Excerpted text ▸
====

Pro tip: Use keyboard shortcuts to maintain annotation speed without switching between keyboard and mouse.

Keyboard shortcuts

Speed up annotation with keyboard shortcuts. Master these to significantly improve your annotation efficiency.

Essential shortcuts

Shortcut	Action	Use case
R	Rectangle tool	Draw bounding boxes around objects
T	Text tool	Write or edit the image caption
H	Highlight tool	Highlight phrases to link with boxes
D	Delete tool	Remove boxes or phrase links
C	IntelliScribe Caption	AI-generate a caption
P	IntelliScribe Phrases	AI-highlight phrases for unlinked boxes
E	Next image	Move to the next image after annotating
Q	Previous image	Go back to review previous annotations
Esc	Exit tool mode	Return to default selection mode
?	Show all shortcuts	View complete keyboard shortcut reference

Workflow optimization

Choose a workflow pattern that suits your annotation style. All workflows keep your hands on the keyboard for maximum speed.

Caption-first workflow

Efficient annotation pattern:

Press T → Type caption
Press H → Highlight phrase → Press R → Draw box
Repeat step 2 for other phrases
Press E to move to next image

Best for: Beginners, systematic annotation, descriptive-heavy tasks

Box-first workflow

Alternative pattern:

Press R → Draw box → Press H → Highlight phrase
Repeat for other objects
Press E to move to next image

Best for: Experienced annotators, visual identification, speed

AI-assisted workflow

Quick AI-assisted pattern:

Press C → Review generated caption → Press T to edit if needed
Press R → Draw boxes around objects
Press P → Review AI-highlighted phrases → Adjust if needed
Press E to move to next image

Best for: Large datasets, common objects, rapid annotation

Learn more about IntelliScribe →

See Annotation best practices for more efficiency tips.

💡
Pro tip
Press ? in the annotator to see the complete list of keyboard shortcuts. Press Esc to exit any tool mode and return to default selection.

====

Exercise 1 ▸ Write out the passage of the keyboard shortcuts page word for word. Begin at the words "Press C → Review" and stop after "to default selection.".

(Stored items from a collection)
====

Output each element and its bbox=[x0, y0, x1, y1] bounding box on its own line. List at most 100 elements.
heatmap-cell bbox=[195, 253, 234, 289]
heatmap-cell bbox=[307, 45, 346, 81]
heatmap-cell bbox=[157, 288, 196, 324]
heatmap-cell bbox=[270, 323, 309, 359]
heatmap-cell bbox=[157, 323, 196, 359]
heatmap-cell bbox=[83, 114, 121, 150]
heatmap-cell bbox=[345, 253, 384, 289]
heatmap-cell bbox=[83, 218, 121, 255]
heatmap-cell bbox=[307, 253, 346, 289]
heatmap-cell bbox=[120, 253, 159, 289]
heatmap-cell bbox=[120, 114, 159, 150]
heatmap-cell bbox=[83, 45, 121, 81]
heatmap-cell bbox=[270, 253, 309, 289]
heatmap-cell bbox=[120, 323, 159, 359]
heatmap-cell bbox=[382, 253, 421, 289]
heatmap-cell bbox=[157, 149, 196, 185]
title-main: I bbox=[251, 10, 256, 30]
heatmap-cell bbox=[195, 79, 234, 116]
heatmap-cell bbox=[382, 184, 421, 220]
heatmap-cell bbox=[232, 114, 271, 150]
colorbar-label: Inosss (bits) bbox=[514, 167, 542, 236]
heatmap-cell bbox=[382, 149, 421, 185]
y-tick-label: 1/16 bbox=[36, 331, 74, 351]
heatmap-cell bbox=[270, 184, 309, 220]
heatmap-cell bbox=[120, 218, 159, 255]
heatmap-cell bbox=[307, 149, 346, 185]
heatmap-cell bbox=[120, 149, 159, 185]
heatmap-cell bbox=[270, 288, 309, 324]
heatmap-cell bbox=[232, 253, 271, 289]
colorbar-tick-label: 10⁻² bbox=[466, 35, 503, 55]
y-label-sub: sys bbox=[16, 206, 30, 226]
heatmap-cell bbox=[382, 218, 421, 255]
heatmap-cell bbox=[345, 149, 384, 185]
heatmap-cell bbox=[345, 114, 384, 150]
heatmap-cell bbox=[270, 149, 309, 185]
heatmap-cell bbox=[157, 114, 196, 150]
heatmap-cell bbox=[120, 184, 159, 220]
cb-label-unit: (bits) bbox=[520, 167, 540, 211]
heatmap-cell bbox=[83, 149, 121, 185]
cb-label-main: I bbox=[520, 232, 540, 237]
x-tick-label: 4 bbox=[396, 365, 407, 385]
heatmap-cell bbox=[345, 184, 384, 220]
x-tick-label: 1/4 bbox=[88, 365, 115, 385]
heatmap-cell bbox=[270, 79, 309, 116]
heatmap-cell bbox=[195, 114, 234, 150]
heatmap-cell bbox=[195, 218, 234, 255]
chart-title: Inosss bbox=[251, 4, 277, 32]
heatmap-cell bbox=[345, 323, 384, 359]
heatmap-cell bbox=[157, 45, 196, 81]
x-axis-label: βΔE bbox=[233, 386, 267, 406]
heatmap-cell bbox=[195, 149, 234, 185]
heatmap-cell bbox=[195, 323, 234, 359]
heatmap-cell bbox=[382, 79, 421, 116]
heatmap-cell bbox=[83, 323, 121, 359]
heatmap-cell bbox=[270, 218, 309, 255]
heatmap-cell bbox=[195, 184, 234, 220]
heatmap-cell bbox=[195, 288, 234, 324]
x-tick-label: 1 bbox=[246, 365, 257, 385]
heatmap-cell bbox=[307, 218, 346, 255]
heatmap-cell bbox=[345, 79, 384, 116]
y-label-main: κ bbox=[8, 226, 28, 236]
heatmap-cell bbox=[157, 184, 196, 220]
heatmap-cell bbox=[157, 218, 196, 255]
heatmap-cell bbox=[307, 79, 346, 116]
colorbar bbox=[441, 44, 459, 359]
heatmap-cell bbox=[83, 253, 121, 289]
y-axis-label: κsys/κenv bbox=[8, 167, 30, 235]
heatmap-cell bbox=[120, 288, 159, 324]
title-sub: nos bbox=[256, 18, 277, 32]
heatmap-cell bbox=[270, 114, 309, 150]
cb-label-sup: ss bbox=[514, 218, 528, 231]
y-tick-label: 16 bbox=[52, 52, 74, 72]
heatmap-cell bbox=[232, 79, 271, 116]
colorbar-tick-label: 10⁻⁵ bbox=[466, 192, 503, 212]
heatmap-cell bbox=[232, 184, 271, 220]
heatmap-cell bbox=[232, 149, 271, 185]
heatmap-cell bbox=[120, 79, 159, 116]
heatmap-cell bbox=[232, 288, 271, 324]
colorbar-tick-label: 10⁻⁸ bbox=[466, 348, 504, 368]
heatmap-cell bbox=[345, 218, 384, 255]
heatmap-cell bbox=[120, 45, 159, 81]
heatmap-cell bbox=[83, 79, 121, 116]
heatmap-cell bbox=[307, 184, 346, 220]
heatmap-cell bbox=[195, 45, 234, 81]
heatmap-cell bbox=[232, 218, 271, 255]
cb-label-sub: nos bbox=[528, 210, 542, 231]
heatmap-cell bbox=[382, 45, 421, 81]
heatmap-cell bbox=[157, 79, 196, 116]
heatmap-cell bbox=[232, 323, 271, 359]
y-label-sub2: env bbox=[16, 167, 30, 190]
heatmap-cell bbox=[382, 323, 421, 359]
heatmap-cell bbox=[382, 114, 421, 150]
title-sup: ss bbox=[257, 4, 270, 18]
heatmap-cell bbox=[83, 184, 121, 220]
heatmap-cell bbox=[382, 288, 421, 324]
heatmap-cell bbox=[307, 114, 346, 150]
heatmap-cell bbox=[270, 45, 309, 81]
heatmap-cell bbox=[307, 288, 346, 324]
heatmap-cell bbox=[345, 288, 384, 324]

====

Exercise 2 ▸ Give again, word for word, the rows from the first row through the line that contains "heatmap-cell bbox=[157, 323, 196, 359]". Include both of those lines.

Written solution 1 ▸
Press C → Review generated caption → Press T to edit if needed
Press R → Draw boxes around objects
Press P → Review AI-highlighted phrases → Adjust if needed
Press E to move to next image

Best for: Large datasets, common objects, rapid annotation

Learn more about IntelliScribe →

See Annotation best practices for more efficiency tips.

💡
Pro tip
Press ? in the annotator to see the complete list of keyboard shortcuts. Press Esc to exit any tool mode and return to default selection.

Written solution 2 ▸
Output each element and its bbox=[x0, y0, x1, y1] bounding box on its own line. List at most 100 elements.
heatmap-cell bbox=[195, 253, 234, 289]
heatmap-cell bbox=[307, 45, 346, 81]
heatmap-cell bbox=[157, 288, 196, 324]
heatmap-cell bbox=[270, 323, 309, 359]
heatmap-cell bbox=[157, 323, 196, 359]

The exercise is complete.